> _To do_
Quote the listing below in its entirety, omitting every image.

----- Raw data -----

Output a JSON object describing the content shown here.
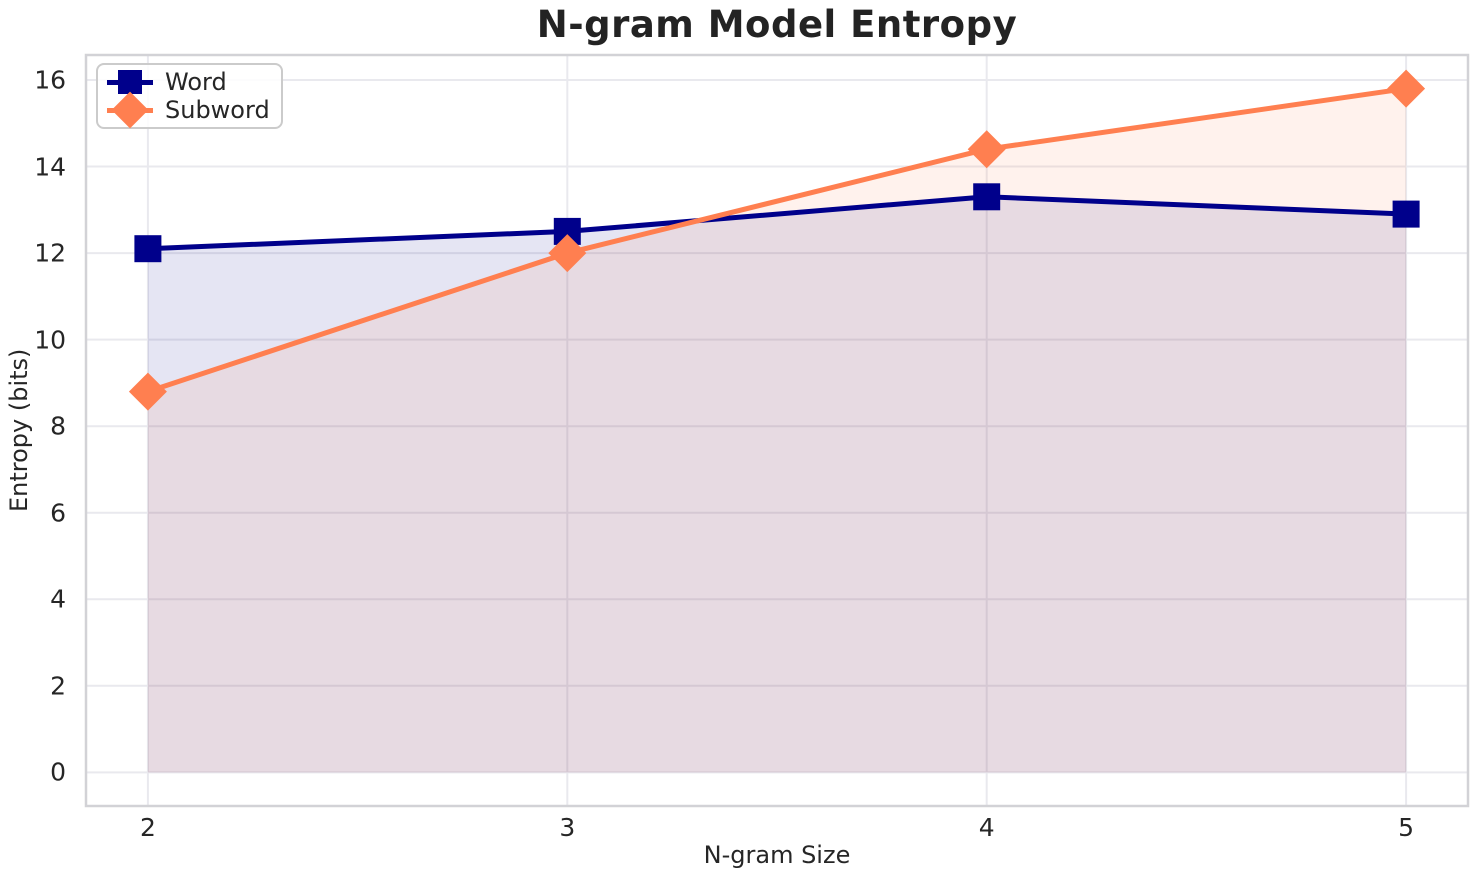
{
  "chart_data": {
    "type": "line",
    "title": "N-gram Model Entropy",
    "xlabel": "N-gram Size",
    "ylabel": "Entropy (bits)",
    "x": [
      2,
      3,
      4,
      5
    ],
    "series": [
      {
        "name": "Word",
        "color": "#00008B",
        "marker": "square",
        "values": [
          12.1,
          12.5,
          13.3,
          12.9
        ],
        "fill_to_zero": true,
        "fill_alpha": 0.1
      },
      {
        "name": "Subword",
        "color": "#FF7F50",
        "marker": "diamond",
        "values": [
          8.8,
          12.0,
          14.4,
          15.8
        ],
        "fill_to_zero": true,
        "fill_alpha": 0.1
      }
    ],
    "xlim": [
      1.85,
      5.15
    ],
    "ylim": [
      -0.8,
      16.6
    ],
    "x_ticks": [
      2,
      3,
      4,
      5
    ],
    "y_ticks": [
      0,
      2,
      4,
      6,
      8,
      10,
      12,
      14,
      16
    ],
    "grid": true,
    "legend_position": "upper-left",
    "styles": {
      "grid_color": "#e9e9ee",
      "spine_color": "#d2d2d6",
      "text_color": "#262626",
      "title_color": "#232323",
      "background": "#ffffff",
      "line_width": 5
    }
  }
}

-----

> _Response to this task_
Output a JSON object describing the content shown here.
{
  "chart_data": {
    "type": "line",
    "title": "N-gram Model Entropy",
    "xlabel": "N-gram Size",
    "ylabel": "Entropy (bits)",
    "x": [
      2,
      3,
      4,
      5
    ],
    "series": [
      {
        "name": "Word",
        "color": "#00008B",
        "marker": "square",
        "values": [
          12.1,
          12.5,
          13.3,
          12.9
        ],
        "fill_to_zero": true,
        "fill_alpha": 0.1
      },
      {
        "name": "Subword",
        "color": "#FF7F50",
        "marker": "diamond",
        "values": [
          8.8,
          12.0,
          14.4,
          15.8
        ],
        "fill_to_zero": true,
        "fill_alpha": 0.1
      }
    ],
    "xlim": [
      1.85,
      5.15
    ],
    "ylim": [
      -0.8,
      16.6
    ],
    "x_ticks": [
      2,
      3,
      4,
      5
    ],
    "y_ticks": [
      0,
      2,
      4,
      6,
      8,
      10,
      12,
      14,
      16
    ],
    "grid": true,
    "legend_position": "upper-left",
    "styles": {
      "grid_color": "#e9e9ee",
      "spine_color": "#d2d2d6",
      "text_color": "#262626",
      "title_color": "#232323",
      "background": "#ffffff",
      "line_width": 5
    }
  }
}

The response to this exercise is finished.